Check each line of the records below and collect those holding "icon".

=== INPUT MATERIAL ===

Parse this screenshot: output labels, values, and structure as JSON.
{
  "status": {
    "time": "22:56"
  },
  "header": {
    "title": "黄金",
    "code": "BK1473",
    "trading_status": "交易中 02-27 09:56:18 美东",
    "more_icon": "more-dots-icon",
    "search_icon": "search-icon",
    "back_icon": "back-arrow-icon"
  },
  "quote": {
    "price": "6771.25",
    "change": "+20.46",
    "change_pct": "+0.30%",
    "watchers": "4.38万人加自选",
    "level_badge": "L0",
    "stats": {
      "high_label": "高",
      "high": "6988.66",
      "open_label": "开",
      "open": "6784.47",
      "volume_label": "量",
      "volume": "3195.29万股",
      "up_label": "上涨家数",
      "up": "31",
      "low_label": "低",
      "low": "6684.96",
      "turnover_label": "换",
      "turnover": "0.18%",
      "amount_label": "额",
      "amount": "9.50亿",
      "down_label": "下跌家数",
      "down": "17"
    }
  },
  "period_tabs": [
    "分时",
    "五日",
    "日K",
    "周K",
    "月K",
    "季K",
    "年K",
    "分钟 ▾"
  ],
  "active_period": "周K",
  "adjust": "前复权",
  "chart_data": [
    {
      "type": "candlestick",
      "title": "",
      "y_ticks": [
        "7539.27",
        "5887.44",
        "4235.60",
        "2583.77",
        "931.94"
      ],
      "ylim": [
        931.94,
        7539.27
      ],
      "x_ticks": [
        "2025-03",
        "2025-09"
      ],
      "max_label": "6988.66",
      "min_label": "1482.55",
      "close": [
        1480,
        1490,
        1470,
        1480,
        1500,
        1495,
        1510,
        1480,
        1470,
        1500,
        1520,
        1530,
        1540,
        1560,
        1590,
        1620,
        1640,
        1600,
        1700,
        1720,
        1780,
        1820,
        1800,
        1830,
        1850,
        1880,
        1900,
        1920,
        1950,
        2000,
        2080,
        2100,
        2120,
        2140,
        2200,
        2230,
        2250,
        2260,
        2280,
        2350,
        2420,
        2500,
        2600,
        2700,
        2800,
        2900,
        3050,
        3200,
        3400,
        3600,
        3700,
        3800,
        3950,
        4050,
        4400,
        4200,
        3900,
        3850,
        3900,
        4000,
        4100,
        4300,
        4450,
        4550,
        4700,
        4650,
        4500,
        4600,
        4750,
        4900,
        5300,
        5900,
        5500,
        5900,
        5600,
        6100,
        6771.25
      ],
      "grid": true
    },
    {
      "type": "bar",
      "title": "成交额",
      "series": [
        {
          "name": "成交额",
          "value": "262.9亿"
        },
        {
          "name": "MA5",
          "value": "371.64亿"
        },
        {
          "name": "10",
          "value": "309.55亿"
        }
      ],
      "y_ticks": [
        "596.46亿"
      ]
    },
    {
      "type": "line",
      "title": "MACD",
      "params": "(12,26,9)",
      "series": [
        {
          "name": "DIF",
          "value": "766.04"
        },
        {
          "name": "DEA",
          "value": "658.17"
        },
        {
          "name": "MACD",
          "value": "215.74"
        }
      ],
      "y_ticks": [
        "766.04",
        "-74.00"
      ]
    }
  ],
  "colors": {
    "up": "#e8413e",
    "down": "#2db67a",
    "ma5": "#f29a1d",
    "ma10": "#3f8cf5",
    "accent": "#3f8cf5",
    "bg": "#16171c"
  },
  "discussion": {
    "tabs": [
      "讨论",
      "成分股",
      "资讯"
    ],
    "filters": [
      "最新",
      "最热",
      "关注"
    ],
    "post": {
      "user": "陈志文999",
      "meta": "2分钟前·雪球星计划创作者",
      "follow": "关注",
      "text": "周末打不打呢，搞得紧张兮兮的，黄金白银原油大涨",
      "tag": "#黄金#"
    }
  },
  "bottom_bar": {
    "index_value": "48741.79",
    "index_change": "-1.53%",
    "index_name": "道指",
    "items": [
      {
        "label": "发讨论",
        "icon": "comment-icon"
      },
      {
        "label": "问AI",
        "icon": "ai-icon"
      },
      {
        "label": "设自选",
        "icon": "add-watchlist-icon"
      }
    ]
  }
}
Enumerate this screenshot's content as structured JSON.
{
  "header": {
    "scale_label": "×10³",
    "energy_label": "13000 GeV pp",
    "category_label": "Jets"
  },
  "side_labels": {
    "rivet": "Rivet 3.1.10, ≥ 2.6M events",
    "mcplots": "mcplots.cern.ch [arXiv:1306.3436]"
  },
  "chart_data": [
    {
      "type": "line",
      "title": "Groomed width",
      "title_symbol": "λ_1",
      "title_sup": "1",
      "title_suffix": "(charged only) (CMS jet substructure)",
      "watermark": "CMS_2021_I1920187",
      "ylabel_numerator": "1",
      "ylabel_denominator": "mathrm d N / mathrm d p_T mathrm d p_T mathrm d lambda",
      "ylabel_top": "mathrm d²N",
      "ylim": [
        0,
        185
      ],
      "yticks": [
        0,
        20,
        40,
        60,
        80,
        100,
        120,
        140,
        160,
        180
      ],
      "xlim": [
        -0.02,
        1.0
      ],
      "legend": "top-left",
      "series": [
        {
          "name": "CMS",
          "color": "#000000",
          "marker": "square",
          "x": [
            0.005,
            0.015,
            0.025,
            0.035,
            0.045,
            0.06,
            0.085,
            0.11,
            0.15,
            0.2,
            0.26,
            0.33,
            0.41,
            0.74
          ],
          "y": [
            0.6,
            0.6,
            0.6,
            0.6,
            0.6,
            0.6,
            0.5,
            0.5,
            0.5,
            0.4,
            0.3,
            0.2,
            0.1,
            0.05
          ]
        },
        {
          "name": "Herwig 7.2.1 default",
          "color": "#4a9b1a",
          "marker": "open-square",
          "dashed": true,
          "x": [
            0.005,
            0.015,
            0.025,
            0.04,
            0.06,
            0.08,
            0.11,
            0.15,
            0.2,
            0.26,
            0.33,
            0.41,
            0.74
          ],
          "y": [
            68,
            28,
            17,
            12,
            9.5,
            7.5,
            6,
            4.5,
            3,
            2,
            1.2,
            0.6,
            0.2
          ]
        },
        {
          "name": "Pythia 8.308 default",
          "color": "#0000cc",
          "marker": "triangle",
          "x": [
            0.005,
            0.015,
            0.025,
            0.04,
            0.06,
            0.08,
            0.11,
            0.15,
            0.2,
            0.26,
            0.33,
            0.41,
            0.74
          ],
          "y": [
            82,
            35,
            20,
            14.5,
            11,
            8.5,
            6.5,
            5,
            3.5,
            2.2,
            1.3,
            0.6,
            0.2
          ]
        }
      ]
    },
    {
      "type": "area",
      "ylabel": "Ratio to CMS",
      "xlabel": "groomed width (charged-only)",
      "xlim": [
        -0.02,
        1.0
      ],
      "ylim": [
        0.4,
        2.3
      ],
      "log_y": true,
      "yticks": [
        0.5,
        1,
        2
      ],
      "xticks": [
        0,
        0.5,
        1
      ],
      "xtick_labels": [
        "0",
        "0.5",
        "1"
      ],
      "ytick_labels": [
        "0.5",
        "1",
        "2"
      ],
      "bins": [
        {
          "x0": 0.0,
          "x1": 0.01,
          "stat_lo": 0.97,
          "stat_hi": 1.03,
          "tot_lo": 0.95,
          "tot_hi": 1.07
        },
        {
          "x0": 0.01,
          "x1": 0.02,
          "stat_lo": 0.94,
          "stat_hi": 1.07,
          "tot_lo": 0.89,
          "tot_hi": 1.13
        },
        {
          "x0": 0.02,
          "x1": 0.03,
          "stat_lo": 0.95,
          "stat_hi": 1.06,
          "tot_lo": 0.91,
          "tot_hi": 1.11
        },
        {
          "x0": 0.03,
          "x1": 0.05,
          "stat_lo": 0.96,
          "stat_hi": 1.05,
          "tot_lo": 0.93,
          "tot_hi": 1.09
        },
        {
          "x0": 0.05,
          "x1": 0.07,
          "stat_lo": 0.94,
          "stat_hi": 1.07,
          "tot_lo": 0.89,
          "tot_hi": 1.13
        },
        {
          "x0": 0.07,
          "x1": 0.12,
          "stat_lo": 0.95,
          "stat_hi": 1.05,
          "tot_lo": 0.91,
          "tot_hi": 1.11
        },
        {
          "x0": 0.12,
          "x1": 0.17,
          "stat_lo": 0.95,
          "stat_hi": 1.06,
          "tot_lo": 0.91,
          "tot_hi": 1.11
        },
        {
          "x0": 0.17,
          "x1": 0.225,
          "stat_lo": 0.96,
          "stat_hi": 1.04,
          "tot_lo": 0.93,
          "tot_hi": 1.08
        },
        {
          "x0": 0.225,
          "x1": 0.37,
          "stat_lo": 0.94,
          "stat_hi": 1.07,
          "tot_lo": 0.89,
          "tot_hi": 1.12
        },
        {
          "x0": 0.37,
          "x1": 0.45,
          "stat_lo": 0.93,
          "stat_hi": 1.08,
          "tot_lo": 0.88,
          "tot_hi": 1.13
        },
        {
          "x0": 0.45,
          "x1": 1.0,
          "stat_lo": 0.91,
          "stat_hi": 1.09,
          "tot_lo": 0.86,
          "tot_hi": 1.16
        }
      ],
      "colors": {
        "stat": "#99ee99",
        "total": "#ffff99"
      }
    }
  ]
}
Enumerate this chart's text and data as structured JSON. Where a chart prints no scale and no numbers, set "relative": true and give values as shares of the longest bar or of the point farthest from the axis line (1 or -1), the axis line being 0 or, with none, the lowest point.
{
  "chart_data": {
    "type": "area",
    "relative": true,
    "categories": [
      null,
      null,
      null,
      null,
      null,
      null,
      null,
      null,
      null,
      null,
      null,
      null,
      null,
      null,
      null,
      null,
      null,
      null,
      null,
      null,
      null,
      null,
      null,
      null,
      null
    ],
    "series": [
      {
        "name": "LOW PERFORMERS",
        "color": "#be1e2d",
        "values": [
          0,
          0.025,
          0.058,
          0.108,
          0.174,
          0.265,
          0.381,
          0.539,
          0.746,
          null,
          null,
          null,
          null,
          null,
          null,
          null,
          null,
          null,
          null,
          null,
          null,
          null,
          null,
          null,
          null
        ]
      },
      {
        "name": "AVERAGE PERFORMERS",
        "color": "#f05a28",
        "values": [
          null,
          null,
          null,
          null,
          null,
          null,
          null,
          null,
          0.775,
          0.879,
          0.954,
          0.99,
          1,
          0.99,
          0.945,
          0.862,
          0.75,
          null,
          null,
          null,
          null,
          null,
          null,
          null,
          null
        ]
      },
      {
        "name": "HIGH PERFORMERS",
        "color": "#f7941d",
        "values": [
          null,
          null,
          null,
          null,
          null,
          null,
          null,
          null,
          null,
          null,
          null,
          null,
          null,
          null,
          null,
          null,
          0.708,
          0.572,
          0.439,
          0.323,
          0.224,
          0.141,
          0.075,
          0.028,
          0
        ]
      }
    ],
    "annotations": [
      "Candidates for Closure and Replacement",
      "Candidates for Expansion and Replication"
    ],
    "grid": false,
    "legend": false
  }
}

===

- **ANSWER FOR THIS EXERCISE**
    "more_icon": "more-dots-icon",
    "search_icon": "search-icon",
    "back_icon": "back-arrow-icon"
        "icon": "comment-icon"
        "icon": "ai-icon"
        "icon": "add-watchlist-icon"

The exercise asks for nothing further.